§ DIRECTIONS FOR THIS TASK:
The listing below should be copied in full, word for word.

(Figure collection entries)

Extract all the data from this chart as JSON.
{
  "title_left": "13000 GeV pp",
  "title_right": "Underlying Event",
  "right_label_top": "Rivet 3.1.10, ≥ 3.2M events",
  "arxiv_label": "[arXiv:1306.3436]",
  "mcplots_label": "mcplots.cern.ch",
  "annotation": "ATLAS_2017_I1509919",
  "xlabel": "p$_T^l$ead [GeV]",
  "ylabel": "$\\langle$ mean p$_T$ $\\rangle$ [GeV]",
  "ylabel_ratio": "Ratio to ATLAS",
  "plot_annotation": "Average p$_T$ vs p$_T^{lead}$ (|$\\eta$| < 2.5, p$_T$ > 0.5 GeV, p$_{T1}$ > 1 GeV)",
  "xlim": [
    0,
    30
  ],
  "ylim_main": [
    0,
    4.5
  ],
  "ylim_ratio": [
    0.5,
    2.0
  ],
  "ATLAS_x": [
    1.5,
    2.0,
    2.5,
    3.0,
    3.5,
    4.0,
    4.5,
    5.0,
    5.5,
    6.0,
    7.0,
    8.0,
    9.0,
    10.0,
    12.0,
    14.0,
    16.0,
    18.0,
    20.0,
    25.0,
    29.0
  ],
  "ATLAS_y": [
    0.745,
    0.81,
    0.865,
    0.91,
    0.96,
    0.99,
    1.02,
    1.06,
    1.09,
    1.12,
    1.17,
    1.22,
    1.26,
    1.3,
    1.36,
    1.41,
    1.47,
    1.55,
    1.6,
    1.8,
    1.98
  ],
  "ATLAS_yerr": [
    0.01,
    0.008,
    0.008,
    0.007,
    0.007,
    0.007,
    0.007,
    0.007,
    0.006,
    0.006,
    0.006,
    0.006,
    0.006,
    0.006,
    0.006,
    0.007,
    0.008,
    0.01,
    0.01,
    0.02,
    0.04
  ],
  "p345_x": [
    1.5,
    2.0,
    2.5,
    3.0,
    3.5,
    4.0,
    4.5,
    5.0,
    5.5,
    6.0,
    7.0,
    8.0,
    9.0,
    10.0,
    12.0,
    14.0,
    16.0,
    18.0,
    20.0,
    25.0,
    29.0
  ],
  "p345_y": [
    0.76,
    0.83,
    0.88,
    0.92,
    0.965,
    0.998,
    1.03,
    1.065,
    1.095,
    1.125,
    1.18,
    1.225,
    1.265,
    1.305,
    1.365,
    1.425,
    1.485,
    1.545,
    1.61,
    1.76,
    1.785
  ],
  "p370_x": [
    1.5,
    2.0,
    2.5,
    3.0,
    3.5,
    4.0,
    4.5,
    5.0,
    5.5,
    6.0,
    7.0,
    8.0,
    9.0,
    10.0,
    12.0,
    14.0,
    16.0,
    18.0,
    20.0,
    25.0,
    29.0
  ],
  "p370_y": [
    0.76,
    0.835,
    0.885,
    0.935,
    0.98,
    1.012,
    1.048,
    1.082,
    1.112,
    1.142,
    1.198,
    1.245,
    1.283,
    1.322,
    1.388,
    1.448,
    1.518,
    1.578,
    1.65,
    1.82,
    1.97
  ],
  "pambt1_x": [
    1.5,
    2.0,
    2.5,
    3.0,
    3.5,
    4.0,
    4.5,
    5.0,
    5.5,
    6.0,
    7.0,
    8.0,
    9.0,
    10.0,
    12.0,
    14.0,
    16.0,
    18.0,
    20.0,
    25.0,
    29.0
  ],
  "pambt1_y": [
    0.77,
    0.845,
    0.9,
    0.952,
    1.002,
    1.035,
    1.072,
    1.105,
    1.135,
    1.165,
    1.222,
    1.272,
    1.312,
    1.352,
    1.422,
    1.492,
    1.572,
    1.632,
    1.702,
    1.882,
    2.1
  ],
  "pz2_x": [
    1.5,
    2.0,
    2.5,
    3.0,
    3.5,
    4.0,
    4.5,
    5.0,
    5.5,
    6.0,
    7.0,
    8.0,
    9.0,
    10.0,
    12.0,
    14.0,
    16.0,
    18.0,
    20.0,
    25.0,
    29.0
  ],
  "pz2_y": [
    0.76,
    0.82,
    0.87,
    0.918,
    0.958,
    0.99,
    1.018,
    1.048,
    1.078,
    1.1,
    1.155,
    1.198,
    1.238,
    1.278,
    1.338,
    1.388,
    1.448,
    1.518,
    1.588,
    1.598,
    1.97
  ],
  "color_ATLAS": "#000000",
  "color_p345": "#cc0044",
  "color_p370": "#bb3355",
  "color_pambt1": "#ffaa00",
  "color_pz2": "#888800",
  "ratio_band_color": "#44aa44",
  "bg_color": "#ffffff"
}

§ RESPONSE TO THE TASK:
Extract all the data from this chart as JSON.
{
  "title_left": "13000 GeV pp",
  "title_right": "Underlying Event",
  "right_label_top": "Rivet 3.1.10, ≥ 3.2M events",
  "arxiv_label": "[arXiv:1306.3436]",
  "mcplots_label": "mcplots.cern.ch",
  "annotation": "ATLAS_2017_I1509919",
  "xlabel": "p$_T^l$ead [GeV]",
  "ylabel": "$\\langle$ mean p$_T$ $\\rangle$ [GeV]",
  "ylabel_ratio": "Ratio to ATLAS",
  "plot_annotation": "Average p$_T$ vs p$_T^{lead}$ (|$\\eta$| < 2.5, p$_T$ > 0.5 GeV, p$_{T1}$ > 1 GeV)",
  "xlim": [
    0,
    30
  ],
  "ylim_main": [
    0,
    4.5
  ],
  "ylim_ratio": [
    0.5,
    2.0
  ],
  "ATLAS_x": [
    1.5,
    2.0,
    2.5,
    3.0,
    3.5,
    4.0,
    4.5,
    5.0,
    5.5,
    6.0,
    7.0,
    8.0,
    9.0,
    10.0,
    12.0,
    14.0,
    16.0,
    18.0,
    20.0,
    25.0,
    29.0
  ],
  "ATLAS_y": [
    0.745,
    0.81,
    0.865,
    0.91,
    0.96,
    0.99,
    1.02,
    1.06,
    1.09,
    1.12,
    1.17,
    1.22,
    1.26,
    1.3,
    1.36,
    1.41,
    1.47,
    1.55,
    1.6,
    1.8,
    1.98
  ],
  "ATLAS_yerr": [
    0.01,
    0.008,
    0.008,
    0.007,
    0.007,
    0.007,
    0.007,
    0.007,
    0.006,
    0.006,
    0.006,
    0.006,
    0.006,
    0.006,
    0.006,
    0.007,
    0.008,
    0.01,
    0.01,
    0.02,
    0.04
  ],
  "p345_x": [
    1.5,
    2.0,
    2.5,
    3.0,
    3.5,
    4.0,
    4.5,
    5.0,
    5.5,
    6.0,
    7.0,
    8.0,
    9.0,
    10.0,
    12.0,
    14.0,
    16.0,
    18.0,
    20.0,
    25.0,
    29.0
  ],
  "p345_y": [
    0.76,
    0.83,
    0.88,
    0.92,
    0.965,
    0.998,
    1.03,
    1.065,
    1.095,
    1.125,
    1.18,
    1.225,
    1.265,
    1.305,
    1.365,
    1.425,
    1.485,
    1.545,
    1.61,
    1.76,
    1.785
  ],
  "p370_x": [
    1.5,
    2.0,
    2.5,
    3.0,
    3.5,
    4.0,
    4.5,
    5.0,
    5.5,
    6.0,
    7.0,
    8.0,
    9.0,
    10.0,
    12.0,
    14.0,
    16.0,
    18.0,
    20.0,
    25.0,
    29.0
  ],
  "p370_y": [
    0.76,
    0.835,
    0.885,
    0.935,
    0.98,
    1.012,
    1.048,
    1.082,
    1.112,
    1.142,
    1.198,
    1.245,
    1.283,
    1.322,
    1.388,
    1.448,
    1.518,
    1.578,
    1.65,
    1.82,
    1.97
  ],
  "pambt1_x": [
    1.5,
    2.0,
    2.5,
    3.0,
    3.5,
    4.0,
    4.5,
    5.0,
    5.5,
    6.0,
    7.0,
    8.0,
    9.0,
    10.0,
    12.0,
    14.0,
    16.0,
    18.0,
    20.0,
    25.0,
    29.0
  ],
  "pambt1_y": [
    0.77,
    0.845,
    0.9,
    0.952,
    1.002,
    1.035,
    1.072,
    1.105,
    1.135,
    1.165,
    1.222,
    1.272,
    1.312,
    1.352,
    1.422,
    1.492,
    1.572,
    1.632,
    1.702,
    1.882,
    2.1
  ],
  "pz2_x": [
    1.5,
    2.0,
    2.5,
    3.0,
    3.5,
    4.0,
    4.5,
    5.0,
    5.5,
    6.0,
    7.0,
    8.0,
    9.0,
    10.0,
    12.0,
    14.0,
    16.0,
    18.0,
    20.0,
    25.0,
    29.0
  ],
  "pz2_y": [
    0.76,
    0.82,
    0.87,
    0.918,
    0.958,
    0.99,
    1.018,
    1.048,
    1.078,
    1.1,
    1.155,
    1.198,
    1.238,
    1.278,
    1.338,
    1.388,
    1.448,
    1.518,
    1.588,
    1.598,
    1.97
  ],
  "color_ATLAS": "#000000",
  "color_p345": "#cc0044",
  "color_p370": "#bb3355",
  "color_pambt1": "#ffaa00",
  "color_pz2": "#888800",
  "ratio_band_color": "#44aa44",
  "bg_color": "#ffffff"
}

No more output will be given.